BRIEF
Select, from the material below, each line with "同比增长" in it.

Stored items
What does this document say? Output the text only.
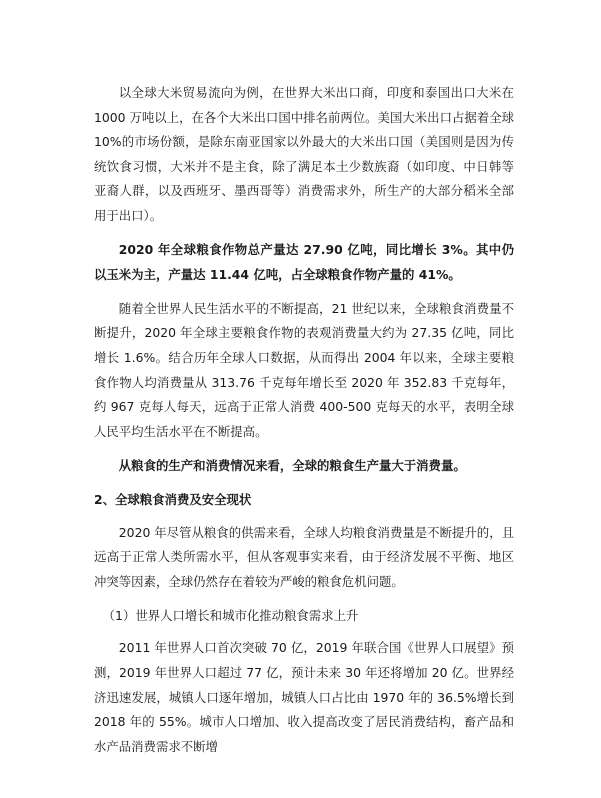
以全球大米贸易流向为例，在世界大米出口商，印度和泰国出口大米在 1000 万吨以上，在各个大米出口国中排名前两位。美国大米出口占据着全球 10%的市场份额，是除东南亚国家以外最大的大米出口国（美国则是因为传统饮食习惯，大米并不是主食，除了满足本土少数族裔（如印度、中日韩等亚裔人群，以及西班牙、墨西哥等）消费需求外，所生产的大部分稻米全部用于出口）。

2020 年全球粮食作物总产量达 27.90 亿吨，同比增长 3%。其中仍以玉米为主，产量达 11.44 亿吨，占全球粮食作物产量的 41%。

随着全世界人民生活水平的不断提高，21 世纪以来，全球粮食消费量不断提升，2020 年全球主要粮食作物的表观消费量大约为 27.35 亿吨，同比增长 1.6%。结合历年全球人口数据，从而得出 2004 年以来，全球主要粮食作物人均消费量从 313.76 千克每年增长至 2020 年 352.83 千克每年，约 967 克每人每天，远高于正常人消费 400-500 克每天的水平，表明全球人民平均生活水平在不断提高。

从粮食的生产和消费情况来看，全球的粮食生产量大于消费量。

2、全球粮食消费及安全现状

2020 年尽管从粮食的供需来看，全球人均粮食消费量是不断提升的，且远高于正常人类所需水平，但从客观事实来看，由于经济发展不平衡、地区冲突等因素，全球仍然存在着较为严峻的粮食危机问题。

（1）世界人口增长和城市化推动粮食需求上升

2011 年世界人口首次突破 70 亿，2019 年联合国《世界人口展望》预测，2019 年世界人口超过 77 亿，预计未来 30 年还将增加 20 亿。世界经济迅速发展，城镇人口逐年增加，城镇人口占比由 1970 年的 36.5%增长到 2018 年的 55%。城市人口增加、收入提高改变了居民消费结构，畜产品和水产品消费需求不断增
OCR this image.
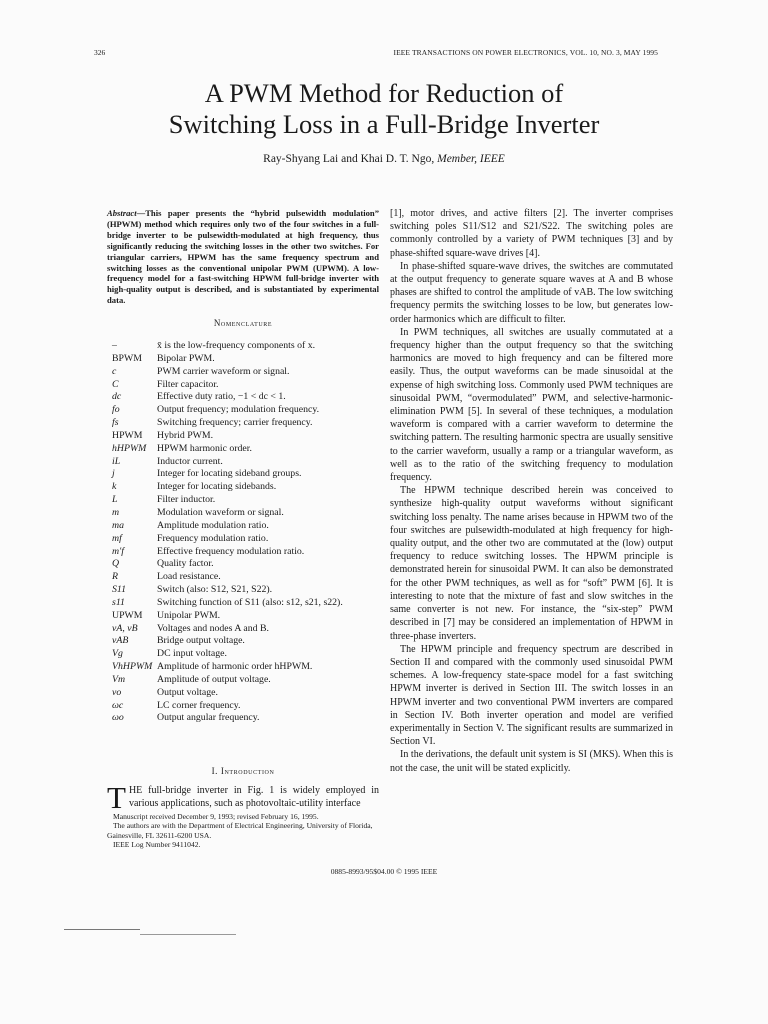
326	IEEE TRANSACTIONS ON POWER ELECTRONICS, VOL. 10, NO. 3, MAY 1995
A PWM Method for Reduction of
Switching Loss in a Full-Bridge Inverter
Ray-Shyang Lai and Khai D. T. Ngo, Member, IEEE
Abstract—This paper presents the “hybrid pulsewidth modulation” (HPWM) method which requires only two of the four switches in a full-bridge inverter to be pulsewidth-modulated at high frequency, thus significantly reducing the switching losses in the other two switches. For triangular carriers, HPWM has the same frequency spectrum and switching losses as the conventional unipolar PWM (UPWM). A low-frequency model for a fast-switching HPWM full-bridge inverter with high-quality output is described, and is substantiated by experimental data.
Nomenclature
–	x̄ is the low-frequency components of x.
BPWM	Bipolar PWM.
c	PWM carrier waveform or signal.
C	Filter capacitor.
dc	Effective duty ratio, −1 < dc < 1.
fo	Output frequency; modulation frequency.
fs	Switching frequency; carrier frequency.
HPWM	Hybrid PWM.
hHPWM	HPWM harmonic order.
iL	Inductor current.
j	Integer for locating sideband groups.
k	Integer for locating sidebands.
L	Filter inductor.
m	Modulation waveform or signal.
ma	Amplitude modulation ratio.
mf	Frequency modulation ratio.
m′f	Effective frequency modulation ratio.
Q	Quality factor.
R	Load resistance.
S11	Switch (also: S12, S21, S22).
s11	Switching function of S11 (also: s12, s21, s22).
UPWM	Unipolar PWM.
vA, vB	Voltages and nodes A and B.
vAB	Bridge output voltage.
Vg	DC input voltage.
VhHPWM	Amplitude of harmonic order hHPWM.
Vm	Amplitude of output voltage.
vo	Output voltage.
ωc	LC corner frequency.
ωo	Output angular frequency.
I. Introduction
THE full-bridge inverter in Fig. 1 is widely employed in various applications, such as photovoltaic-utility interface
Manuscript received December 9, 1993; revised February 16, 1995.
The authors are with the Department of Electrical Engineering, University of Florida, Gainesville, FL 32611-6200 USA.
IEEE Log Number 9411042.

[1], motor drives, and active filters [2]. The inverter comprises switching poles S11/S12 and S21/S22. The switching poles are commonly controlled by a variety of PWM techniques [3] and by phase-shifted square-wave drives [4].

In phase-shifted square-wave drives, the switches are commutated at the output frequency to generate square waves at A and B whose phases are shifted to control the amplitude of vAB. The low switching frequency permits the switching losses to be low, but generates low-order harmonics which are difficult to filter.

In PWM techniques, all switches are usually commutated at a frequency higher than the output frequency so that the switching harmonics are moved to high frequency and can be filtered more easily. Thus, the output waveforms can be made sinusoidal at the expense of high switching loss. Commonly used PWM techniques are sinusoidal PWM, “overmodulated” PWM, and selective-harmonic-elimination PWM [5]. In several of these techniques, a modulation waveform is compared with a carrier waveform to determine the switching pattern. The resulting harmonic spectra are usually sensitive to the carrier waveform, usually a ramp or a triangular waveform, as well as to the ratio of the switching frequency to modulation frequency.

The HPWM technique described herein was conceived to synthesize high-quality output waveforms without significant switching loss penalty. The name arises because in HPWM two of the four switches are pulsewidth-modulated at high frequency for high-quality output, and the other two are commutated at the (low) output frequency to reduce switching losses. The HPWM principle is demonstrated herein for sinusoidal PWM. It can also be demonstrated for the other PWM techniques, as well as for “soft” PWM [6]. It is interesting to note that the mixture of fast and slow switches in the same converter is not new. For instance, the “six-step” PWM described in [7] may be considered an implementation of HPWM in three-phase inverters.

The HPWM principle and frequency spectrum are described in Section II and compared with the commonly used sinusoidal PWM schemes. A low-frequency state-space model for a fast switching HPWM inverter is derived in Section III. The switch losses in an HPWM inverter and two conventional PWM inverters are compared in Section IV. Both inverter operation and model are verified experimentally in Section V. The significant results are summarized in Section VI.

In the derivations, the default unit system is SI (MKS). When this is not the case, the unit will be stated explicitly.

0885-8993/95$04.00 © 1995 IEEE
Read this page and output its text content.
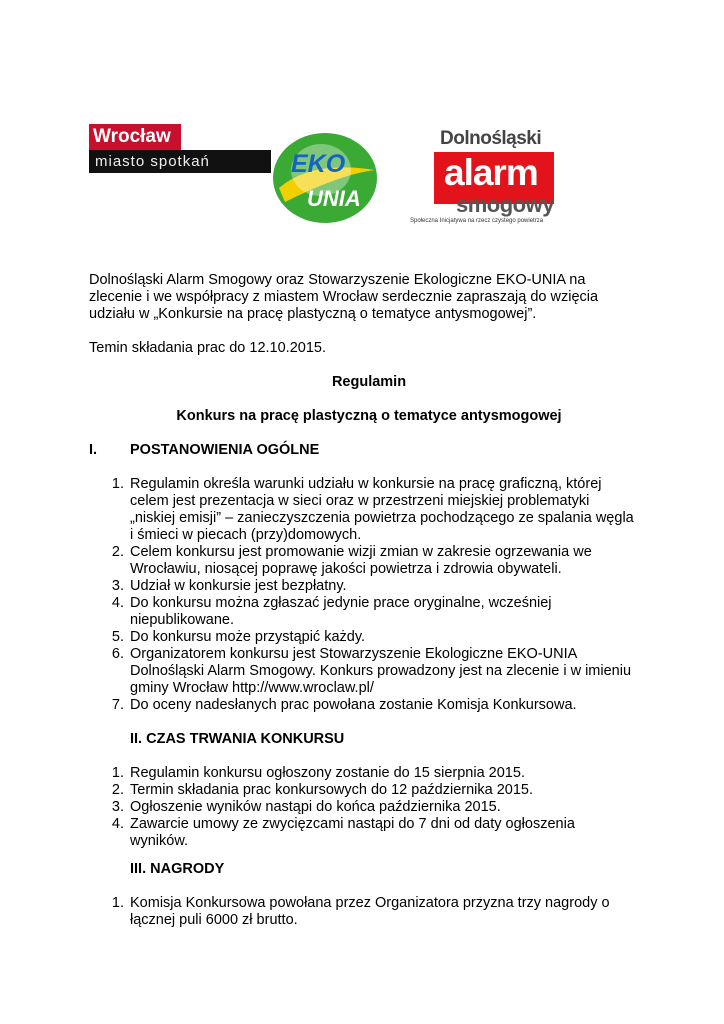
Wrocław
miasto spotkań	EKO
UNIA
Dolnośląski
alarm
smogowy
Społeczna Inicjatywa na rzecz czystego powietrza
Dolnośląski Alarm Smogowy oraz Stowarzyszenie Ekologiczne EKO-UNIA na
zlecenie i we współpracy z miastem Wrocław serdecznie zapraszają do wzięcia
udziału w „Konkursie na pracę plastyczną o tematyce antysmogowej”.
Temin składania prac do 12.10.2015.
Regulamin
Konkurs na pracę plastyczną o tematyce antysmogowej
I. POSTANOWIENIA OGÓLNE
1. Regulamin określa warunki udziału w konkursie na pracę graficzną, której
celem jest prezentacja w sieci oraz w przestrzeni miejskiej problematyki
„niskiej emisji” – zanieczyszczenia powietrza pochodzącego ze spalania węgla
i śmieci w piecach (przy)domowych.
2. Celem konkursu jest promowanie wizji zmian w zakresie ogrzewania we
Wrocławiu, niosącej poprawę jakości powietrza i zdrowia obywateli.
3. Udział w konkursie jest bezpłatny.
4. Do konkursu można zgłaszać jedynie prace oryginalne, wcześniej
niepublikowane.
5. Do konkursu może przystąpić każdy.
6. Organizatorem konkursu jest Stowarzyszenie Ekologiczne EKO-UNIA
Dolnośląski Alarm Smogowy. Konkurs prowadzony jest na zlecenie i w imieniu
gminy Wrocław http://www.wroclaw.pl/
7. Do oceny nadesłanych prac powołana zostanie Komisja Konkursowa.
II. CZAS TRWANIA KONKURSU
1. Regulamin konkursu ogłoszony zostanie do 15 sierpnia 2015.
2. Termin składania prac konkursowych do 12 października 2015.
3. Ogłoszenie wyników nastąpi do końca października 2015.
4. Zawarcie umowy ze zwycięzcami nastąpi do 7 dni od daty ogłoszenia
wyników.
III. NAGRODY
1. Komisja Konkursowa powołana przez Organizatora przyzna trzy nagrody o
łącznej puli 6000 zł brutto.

WRITTEN ANSWER
2020 年全球粮食作物总产量达 27.90 亿吨，同比增长 3%。其中仍以玉米为主，产量达 11.44 亿吨，占全球粮食作物产量的 41%。
随着全世界人民生活水平的不断提高，21 世纪以来，全球粮食消费量不断提升，2020 年全球主要粮食作物的表观消费量大约为 27.35 亿吨，同比增长 1.6%。结合历年全球人口数据，从而得出 2004 年以来，全球主要粮食作物人均消费量从 313.76 千克每年增长至 2020 年 352.83 千克每年，约 967 克每人每天，远高于正常人消费 400-500 克每天的水平，表明全球人民平均生活水平在不断提高。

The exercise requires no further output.